--- Material provided ---

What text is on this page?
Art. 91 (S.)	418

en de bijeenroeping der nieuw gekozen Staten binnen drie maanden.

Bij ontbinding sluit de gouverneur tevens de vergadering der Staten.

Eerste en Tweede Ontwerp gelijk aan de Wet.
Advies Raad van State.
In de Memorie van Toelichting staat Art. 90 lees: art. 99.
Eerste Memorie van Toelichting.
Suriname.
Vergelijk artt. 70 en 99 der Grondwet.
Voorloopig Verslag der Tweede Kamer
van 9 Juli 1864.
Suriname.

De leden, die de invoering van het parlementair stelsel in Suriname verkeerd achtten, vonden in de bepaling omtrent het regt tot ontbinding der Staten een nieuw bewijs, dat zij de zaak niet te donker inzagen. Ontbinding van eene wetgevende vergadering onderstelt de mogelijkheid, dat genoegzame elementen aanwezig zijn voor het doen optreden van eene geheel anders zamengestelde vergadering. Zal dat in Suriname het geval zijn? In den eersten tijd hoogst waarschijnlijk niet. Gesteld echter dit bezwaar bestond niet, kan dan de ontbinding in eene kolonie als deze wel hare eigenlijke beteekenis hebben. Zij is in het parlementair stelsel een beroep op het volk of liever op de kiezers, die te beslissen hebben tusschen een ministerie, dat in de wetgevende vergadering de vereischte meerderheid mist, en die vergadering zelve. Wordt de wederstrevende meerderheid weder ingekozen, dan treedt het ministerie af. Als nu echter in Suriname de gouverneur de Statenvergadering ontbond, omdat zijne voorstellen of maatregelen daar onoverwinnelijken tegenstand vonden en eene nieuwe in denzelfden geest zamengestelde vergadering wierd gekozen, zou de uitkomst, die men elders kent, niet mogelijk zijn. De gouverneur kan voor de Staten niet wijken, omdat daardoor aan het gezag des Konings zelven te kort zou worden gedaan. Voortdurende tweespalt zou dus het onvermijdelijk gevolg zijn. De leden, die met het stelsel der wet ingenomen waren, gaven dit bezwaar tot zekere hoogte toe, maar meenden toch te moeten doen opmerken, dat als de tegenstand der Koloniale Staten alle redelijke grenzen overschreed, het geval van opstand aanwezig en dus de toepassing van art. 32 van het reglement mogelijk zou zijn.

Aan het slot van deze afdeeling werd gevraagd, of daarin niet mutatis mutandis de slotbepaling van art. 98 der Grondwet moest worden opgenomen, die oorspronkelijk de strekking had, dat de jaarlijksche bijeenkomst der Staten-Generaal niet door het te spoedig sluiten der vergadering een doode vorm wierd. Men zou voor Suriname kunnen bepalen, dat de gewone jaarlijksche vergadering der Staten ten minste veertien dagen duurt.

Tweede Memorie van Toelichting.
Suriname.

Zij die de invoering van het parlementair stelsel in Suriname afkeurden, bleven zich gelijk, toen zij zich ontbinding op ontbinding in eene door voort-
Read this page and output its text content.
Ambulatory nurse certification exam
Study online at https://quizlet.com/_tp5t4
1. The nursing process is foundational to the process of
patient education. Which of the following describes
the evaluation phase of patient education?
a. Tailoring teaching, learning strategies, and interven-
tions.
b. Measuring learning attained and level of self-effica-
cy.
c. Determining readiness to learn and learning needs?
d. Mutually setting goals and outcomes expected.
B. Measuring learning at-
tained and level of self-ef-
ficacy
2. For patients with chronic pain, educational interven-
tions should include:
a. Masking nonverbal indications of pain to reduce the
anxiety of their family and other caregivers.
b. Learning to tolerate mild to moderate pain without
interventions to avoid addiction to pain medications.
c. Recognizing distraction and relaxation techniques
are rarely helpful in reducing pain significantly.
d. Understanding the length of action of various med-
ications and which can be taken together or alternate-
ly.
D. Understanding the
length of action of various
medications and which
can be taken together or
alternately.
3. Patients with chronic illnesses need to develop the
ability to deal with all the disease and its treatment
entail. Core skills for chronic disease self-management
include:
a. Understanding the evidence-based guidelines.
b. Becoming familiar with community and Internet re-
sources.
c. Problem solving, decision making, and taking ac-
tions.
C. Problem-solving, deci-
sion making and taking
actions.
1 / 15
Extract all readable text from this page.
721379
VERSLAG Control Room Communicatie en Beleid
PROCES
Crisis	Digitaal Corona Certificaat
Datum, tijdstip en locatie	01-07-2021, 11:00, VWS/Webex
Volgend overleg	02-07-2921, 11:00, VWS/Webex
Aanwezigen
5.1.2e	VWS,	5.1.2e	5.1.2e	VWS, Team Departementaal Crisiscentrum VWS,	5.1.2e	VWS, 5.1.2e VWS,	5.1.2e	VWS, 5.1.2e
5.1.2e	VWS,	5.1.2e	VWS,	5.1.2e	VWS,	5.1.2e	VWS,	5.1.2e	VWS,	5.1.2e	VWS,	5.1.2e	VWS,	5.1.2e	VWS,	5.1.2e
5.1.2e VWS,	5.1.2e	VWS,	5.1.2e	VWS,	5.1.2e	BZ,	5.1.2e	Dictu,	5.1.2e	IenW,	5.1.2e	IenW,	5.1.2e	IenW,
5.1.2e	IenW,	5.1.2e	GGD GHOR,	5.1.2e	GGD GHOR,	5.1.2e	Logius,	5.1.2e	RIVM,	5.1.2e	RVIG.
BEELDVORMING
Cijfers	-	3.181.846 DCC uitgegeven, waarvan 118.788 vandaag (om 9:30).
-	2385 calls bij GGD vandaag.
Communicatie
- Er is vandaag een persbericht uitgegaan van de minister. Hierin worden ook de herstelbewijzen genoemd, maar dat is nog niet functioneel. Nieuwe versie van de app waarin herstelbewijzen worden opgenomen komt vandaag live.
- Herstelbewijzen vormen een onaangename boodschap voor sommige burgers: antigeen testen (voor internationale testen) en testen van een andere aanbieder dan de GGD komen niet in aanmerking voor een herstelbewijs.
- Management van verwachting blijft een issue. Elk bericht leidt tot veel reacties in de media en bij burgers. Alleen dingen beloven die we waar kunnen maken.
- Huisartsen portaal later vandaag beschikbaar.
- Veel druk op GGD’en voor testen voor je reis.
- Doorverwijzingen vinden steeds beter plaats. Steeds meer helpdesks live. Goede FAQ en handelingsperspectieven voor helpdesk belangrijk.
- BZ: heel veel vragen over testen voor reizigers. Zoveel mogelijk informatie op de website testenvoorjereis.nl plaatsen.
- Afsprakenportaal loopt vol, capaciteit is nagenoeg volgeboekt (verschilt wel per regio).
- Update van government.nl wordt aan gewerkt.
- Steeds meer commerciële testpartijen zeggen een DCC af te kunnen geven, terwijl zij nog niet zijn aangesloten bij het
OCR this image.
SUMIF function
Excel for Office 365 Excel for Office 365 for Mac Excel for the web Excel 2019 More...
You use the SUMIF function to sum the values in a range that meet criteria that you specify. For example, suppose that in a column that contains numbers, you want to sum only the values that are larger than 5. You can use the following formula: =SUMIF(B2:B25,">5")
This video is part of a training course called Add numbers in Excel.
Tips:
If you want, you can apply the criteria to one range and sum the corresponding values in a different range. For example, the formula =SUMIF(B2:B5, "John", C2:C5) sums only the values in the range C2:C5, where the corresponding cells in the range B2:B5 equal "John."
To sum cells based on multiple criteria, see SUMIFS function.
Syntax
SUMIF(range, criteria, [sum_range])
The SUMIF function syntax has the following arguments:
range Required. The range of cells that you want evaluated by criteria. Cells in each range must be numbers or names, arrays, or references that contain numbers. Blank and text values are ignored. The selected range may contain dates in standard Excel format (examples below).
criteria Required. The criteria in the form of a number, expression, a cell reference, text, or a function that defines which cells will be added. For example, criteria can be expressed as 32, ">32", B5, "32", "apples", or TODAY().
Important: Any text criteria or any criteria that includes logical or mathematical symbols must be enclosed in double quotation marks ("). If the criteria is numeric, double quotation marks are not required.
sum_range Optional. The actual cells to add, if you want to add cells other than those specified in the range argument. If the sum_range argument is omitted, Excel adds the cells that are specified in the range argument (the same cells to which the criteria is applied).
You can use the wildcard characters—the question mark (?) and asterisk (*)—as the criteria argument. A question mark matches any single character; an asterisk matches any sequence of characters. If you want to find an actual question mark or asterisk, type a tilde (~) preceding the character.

---

### Your task
Your answer should be a single number: the count of lines above with the word "Toelichting".

### Written solution
3